▶ **EXERCISE INSTRUCTIONS**:
Identify each line holding the string "weapons" and copy it.

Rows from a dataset

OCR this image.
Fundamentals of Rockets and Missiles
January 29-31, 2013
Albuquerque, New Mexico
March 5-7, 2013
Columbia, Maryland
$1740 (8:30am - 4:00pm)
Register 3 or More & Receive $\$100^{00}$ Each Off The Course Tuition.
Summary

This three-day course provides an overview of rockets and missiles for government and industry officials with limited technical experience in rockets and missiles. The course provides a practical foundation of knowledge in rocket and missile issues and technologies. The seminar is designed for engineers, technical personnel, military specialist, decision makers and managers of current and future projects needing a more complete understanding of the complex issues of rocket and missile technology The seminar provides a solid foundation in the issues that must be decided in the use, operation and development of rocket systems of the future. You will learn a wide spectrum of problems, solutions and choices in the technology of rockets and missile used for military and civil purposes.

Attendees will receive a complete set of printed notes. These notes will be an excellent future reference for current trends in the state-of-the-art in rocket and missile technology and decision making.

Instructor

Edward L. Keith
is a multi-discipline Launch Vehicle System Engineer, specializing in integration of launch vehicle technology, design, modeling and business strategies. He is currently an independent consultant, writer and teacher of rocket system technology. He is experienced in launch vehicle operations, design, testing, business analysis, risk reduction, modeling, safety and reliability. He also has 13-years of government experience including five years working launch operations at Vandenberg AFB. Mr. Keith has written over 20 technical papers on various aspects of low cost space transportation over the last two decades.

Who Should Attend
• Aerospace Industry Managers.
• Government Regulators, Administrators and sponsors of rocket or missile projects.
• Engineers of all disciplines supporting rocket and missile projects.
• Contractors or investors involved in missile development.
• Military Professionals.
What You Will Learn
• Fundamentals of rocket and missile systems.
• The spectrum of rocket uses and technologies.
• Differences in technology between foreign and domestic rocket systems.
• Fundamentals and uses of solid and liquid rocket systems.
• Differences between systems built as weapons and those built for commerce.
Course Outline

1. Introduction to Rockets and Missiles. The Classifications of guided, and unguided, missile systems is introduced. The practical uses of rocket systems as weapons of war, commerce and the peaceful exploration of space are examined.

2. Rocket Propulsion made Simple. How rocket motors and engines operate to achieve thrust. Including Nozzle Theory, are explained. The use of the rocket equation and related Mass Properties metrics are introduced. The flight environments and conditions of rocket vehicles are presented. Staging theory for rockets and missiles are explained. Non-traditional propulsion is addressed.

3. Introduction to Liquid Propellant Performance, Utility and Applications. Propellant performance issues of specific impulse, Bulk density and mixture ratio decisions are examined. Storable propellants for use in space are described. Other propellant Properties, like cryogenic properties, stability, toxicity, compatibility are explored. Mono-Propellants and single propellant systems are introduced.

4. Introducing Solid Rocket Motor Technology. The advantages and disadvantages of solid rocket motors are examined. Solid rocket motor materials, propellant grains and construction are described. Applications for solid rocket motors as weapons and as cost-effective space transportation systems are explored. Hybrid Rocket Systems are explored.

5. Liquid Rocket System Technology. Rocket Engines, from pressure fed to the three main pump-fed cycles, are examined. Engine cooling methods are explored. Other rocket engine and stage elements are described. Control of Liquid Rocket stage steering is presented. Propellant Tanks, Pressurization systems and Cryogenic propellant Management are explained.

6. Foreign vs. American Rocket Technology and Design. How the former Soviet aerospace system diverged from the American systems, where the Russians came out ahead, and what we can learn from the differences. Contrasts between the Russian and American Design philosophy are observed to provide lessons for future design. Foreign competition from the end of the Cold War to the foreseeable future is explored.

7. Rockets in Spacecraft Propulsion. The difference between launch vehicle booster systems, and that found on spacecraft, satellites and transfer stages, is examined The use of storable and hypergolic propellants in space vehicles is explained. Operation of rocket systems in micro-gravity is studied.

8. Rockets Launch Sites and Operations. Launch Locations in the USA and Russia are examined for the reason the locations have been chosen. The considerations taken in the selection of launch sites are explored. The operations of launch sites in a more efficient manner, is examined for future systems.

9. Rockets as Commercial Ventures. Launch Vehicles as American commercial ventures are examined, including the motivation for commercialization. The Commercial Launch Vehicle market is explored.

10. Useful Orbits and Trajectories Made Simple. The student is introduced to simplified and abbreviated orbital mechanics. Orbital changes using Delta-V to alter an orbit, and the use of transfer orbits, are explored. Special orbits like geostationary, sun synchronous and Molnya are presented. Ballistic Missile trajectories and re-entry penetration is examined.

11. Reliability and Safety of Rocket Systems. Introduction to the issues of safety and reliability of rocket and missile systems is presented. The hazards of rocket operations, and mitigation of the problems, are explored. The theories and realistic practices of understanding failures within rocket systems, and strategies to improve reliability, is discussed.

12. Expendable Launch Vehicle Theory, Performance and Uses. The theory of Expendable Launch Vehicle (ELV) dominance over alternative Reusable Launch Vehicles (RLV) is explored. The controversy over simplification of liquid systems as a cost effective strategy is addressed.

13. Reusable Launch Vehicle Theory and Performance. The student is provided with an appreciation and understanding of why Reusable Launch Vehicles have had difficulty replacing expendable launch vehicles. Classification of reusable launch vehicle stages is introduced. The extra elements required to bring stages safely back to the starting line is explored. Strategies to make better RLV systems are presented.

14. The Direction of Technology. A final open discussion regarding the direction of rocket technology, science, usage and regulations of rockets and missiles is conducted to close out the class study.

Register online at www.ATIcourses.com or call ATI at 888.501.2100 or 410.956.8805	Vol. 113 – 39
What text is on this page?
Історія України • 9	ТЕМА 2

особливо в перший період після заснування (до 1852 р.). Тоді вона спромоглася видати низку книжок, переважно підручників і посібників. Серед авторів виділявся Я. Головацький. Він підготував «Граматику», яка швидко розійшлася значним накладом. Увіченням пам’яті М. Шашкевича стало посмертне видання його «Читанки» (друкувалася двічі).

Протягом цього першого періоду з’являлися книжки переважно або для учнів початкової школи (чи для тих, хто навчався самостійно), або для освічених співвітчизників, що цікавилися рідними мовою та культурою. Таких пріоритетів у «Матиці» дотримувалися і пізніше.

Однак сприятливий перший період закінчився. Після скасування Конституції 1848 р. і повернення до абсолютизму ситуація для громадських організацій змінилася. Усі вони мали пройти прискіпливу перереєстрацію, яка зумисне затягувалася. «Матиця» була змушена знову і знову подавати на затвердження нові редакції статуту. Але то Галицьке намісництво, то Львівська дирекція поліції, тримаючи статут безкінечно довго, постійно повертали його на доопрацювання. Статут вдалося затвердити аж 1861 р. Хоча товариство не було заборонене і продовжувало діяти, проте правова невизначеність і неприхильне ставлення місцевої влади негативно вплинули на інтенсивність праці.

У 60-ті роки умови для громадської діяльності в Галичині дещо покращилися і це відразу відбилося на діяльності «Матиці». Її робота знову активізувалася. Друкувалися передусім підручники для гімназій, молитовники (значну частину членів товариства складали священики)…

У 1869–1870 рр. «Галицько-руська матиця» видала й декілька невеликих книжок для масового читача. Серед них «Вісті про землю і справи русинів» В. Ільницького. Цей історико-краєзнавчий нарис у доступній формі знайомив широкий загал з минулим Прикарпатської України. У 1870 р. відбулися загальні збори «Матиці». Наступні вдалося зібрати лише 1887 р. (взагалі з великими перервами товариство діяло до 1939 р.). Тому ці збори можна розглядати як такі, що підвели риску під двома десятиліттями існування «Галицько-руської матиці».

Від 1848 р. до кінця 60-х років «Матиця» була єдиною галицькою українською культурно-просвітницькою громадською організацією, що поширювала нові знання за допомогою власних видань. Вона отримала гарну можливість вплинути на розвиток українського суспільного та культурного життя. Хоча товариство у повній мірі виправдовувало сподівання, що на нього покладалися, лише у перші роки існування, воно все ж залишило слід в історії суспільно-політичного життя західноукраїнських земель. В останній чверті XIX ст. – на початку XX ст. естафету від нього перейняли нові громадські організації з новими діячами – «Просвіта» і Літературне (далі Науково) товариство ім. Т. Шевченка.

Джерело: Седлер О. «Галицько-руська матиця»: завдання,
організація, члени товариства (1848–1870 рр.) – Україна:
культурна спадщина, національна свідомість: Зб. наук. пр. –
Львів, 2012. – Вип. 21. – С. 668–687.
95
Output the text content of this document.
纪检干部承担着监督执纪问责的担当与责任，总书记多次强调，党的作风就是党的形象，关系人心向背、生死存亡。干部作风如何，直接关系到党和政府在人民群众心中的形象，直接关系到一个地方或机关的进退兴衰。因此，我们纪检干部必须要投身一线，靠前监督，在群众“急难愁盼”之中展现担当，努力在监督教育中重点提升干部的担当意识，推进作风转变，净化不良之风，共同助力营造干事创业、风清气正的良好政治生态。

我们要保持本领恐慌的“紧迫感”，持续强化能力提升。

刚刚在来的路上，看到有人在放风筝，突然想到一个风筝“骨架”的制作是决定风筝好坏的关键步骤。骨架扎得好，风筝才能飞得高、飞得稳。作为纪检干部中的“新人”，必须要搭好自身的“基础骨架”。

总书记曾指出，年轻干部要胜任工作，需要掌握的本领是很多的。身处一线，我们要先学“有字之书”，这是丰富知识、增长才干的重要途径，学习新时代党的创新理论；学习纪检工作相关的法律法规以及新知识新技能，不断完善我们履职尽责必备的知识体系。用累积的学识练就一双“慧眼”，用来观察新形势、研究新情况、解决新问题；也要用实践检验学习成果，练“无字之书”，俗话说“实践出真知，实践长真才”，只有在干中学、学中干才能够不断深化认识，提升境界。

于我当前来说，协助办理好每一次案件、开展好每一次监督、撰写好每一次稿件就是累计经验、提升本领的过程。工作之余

▶ **PROBLEM SOLUTION**:
• Differences between systems built as weapons and those built for commerce.
1. Introduction to Rockets and Missiles. The Classifications of guided, and unguided, missile systems is introduced. The practical uses of rocket systems as weapons of war, commerce and the peaceful exploration of space are examined.
4. Introducing Solid Rocket Motor Technology. The advantages and disadvantages of solid rocket motors are examined. Solid rocket motor materials, propellant grains and construction are described. Applications for solid rocket motors as weapons and as cost-effective space transportation systems are explored. Hybrid Rocket Systems are explored.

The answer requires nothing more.